— DIRECTIONS —
Copy each line of the records that contains the word "Bulaşık".

— RECORD EXTRACTS —

____________

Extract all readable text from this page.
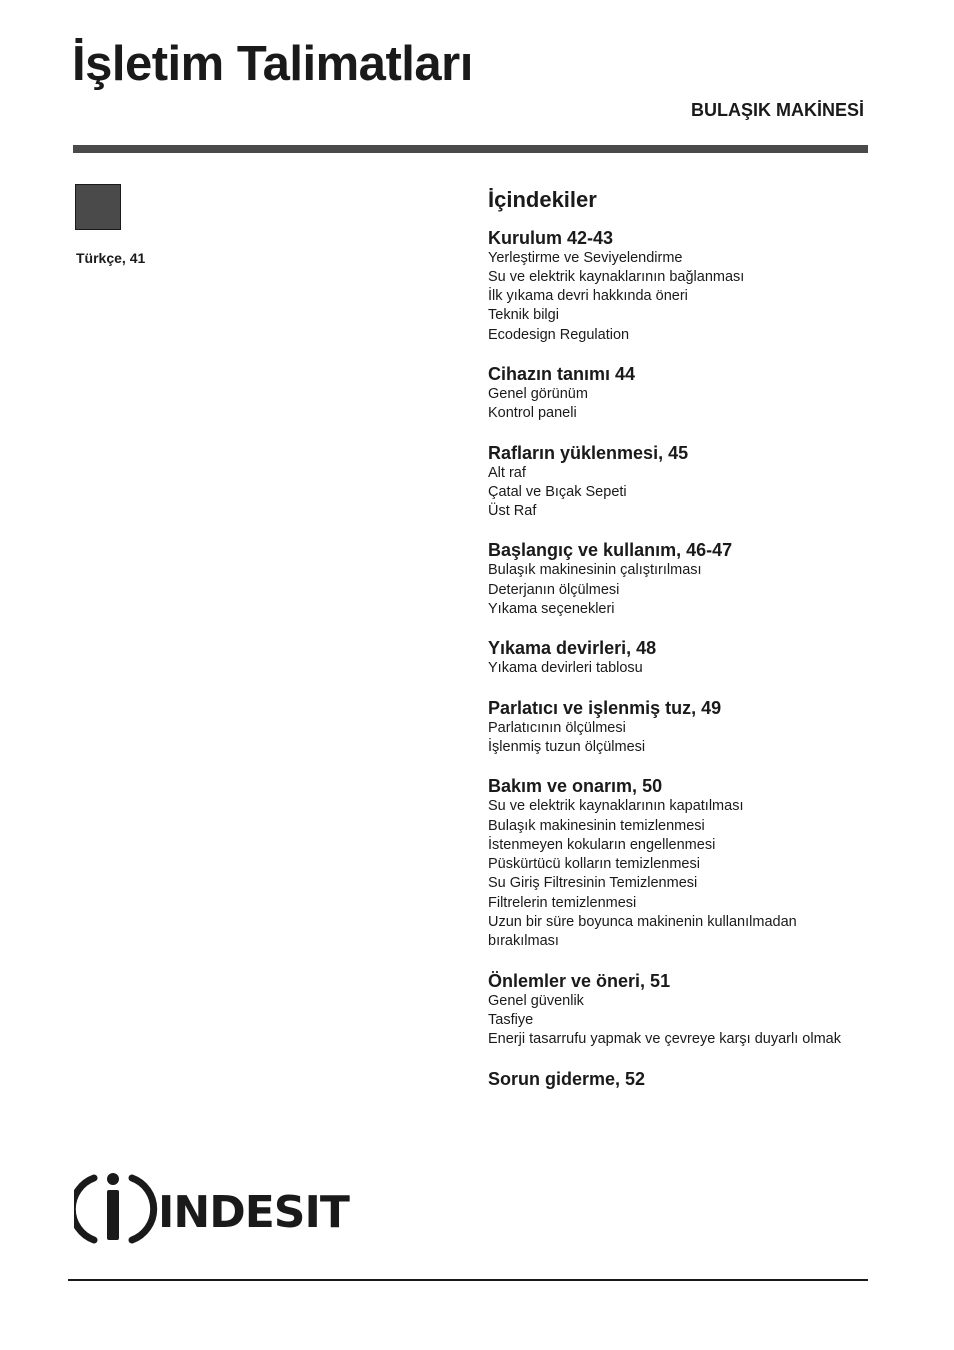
İşletim Talimatları
BULAŞIK MAKİNESİ
Türkçe, 41
İçindekiler
Kurulum 42-43
Yerleştirme ve Seviyelendirme
Su ve elektrik kaynaklarının bağlanması
İlk yıkama devri hakkında öneri
Teknik bilgi
Ecodesign Regulation
Cihazın tanımı 44
Genel görünüm
Kontrol paneli
Rafların yüklenmesi, 45
Alt raf
Çatal ve Bıçak Sepeti
Üst Raf
Başlangıç ve kullanım, 46-47
Bulaşık makinesinin çalıştırılması
Deterjanın ölçülmesi
Yıkama seçenekleri
Yıkama devirleri, 48
Yıkama devirleri tablosu
Parlatıcı ve işlenmiş tuz, 49
Parlatıcının ölçülmesi
İşlenmiş tuzun ölçülmesi
Bakım ve onarım, 50
Su ve elektrik kaynaklarının kapatılması
Bulaşık makinesinin temizlenmesi
İstenmeyen kokuların engellenmesi
Püskürtücü kolların temizlenmesi
Su Giriş Filtresinin Temizlenmesi
Filtrelerin temizlenmesi
Uzun bir süre boyunca makinenin kullanılmadan
bırakılması
Önlemler ve öneri, 51
Genel güvenlik
Tasfiye
Enerji tasarrufu yapmak ve çevreye karşı duyarlı olmak
Sorun giderme, 52
INDESIT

____________

— RESPONSE —
Bulaşık makinesinin çalıştırılması
Bulaşık makinesinin temizlenmesi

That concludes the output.